▸ **The exercise**
Copy each line of the records that holds the string "потребителей".

▸ **Supplied data**

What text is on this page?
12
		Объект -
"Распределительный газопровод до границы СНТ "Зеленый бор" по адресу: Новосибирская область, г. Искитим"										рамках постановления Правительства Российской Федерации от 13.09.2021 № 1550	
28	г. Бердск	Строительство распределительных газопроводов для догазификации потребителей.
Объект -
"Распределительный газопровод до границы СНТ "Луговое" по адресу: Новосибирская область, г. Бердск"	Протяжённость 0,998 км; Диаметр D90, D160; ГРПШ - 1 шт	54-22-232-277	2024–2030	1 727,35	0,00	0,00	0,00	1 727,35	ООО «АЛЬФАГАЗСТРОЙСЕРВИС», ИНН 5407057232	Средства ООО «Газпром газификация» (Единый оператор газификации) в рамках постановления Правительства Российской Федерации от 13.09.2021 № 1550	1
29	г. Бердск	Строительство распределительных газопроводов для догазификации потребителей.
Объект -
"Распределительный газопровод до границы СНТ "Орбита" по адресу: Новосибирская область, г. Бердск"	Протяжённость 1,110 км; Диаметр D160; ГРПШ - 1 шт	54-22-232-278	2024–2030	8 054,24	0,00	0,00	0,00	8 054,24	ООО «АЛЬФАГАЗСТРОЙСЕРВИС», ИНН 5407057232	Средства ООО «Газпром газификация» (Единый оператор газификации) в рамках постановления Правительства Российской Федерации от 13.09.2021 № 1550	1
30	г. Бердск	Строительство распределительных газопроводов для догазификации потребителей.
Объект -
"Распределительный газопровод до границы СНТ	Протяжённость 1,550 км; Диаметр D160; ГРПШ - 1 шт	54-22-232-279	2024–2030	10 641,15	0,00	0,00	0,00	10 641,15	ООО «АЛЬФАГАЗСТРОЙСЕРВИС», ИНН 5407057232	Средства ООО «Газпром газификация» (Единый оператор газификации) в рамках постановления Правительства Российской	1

▸ **Result of the exercise**
28	г. Бердск	Строительство распределительных газопроводов для догазификации потребителей.
29	г. Бердск	Строительство распределительных газопроводов для догазификации потребителей.
30	г. Бердск	Строительство распределительных газопроводов для догазификации потребителей.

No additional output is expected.